(What you have to do):
Copy out each line of the data that holds the word "Жаратылыстану".

(Materials provided):
•••

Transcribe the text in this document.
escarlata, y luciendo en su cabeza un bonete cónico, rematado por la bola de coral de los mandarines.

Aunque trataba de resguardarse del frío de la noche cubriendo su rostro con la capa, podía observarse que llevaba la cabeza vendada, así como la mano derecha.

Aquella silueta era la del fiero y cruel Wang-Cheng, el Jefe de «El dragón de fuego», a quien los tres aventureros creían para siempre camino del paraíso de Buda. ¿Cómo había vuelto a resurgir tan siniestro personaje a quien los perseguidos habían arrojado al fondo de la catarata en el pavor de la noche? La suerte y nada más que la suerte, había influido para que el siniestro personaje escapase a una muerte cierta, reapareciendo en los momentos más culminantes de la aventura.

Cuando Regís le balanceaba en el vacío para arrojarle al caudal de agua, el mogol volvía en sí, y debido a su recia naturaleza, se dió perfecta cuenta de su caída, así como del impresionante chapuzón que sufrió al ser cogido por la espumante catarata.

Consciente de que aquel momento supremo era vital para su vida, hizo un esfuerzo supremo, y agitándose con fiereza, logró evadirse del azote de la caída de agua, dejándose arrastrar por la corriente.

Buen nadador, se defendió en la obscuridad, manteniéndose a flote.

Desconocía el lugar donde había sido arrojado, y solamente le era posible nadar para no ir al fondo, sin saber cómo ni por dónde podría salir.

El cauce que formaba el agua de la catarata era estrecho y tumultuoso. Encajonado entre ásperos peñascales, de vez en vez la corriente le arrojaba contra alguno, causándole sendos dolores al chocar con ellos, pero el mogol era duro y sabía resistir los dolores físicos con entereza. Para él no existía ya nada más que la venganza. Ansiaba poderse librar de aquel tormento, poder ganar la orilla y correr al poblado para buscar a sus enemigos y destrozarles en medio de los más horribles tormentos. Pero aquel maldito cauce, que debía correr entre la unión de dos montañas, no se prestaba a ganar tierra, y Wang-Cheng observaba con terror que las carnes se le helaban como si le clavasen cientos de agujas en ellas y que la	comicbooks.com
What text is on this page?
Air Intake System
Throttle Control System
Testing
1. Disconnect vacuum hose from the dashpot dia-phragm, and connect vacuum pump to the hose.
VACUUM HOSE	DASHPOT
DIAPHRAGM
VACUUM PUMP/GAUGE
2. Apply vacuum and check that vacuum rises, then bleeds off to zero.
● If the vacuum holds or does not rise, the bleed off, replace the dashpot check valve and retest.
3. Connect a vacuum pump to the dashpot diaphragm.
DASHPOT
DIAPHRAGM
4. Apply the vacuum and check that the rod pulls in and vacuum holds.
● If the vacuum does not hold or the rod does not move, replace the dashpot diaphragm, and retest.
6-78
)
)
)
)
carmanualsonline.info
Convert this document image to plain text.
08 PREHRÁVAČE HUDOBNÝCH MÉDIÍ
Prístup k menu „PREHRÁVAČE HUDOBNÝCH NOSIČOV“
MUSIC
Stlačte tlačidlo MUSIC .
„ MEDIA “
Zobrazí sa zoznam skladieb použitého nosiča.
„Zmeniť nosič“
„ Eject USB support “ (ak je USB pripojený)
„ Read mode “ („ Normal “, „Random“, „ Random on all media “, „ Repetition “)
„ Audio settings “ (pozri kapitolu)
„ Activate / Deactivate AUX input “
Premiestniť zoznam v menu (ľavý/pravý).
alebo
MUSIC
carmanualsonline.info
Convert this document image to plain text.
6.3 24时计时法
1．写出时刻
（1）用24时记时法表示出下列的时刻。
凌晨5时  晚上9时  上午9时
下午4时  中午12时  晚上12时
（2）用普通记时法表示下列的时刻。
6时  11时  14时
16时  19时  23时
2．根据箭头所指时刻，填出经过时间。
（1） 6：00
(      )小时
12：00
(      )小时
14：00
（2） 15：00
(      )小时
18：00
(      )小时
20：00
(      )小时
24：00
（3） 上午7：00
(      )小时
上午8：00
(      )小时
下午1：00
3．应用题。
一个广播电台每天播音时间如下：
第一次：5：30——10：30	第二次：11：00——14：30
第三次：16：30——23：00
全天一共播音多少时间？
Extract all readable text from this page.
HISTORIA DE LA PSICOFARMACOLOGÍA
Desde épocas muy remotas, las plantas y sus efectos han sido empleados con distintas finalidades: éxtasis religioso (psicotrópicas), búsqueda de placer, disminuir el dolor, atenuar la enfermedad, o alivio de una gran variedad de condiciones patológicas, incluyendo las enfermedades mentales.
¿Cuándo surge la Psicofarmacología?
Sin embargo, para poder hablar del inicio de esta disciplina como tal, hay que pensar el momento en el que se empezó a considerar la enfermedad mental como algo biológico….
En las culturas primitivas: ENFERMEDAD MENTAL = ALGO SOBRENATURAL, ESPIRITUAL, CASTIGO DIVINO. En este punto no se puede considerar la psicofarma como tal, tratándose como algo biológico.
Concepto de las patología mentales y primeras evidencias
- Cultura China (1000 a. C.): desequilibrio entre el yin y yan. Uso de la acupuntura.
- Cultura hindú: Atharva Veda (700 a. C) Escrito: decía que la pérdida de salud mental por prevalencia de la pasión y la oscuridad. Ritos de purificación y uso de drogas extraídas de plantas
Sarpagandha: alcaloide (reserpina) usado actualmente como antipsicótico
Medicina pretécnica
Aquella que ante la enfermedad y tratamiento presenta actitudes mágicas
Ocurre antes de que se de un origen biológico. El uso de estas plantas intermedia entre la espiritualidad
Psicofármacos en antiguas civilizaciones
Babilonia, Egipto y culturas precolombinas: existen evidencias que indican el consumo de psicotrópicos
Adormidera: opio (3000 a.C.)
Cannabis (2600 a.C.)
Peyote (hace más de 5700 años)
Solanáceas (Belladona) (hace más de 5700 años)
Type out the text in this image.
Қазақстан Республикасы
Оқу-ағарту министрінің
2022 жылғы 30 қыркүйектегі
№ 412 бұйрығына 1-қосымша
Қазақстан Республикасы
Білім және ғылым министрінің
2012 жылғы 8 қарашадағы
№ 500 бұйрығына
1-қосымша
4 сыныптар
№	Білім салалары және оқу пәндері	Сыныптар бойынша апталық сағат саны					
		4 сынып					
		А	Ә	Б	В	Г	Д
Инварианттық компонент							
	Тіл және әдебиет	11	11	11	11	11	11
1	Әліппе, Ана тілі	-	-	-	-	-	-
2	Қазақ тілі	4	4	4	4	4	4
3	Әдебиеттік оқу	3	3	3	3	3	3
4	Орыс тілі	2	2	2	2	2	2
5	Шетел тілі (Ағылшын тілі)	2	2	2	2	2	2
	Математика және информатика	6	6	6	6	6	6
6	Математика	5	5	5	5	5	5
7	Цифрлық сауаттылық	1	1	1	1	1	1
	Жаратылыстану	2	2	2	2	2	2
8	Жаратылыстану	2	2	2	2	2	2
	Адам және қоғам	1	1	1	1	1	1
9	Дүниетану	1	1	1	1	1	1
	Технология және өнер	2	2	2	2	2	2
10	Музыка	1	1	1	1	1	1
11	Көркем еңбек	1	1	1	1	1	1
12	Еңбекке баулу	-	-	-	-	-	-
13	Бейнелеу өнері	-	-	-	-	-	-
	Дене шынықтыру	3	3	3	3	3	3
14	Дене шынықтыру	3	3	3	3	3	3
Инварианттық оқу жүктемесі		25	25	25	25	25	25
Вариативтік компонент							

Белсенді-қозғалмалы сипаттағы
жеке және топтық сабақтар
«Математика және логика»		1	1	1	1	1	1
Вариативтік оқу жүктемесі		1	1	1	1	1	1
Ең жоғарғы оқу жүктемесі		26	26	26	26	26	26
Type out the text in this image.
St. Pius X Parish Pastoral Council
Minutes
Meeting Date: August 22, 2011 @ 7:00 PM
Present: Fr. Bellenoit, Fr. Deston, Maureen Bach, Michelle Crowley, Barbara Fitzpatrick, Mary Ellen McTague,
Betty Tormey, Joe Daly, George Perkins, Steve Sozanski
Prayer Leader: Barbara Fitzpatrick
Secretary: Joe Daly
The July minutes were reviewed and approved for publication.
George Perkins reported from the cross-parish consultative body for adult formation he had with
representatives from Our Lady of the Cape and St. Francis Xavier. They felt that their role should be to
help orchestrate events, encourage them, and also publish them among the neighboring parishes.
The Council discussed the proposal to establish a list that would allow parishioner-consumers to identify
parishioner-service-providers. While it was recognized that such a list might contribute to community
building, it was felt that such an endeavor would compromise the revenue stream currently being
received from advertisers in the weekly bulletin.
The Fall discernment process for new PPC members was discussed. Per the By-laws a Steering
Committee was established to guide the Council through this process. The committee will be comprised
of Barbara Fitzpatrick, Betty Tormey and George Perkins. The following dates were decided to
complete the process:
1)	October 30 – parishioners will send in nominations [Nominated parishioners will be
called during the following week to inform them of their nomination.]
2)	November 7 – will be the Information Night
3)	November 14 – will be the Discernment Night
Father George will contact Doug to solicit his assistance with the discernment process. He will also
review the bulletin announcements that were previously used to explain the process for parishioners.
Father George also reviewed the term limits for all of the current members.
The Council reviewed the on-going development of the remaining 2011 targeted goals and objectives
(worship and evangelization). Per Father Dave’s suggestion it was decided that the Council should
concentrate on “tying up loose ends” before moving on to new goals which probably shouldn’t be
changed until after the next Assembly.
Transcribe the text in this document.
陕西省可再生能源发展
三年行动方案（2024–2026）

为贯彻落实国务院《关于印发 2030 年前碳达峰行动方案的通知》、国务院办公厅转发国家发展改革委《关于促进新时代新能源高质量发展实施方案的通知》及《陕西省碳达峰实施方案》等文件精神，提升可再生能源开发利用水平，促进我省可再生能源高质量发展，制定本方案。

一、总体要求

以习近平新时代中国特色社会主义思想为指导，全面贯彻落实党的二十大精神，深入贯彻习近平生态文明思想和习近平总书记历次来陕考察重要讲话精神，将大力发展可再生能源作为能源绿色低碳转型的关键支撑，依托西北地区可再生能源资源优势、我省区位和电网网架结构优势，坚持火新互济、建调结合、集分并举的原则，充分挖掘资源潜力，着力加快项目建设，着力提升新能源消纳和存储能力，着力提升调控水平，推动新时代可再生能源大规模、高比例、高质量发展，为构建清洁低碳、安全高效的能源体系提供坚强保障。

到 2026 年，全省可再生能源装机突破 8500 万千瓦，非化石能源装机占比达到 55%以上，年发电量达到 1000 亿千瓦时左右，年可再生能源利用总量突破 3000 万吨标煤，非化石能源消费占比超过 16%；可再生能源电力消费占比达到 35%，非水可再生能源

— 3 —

•••

(Expected answer):
	Жаратылыстану	2	2	2	2	2	2
8	Жаратылыстану	2	2	2	2	2	2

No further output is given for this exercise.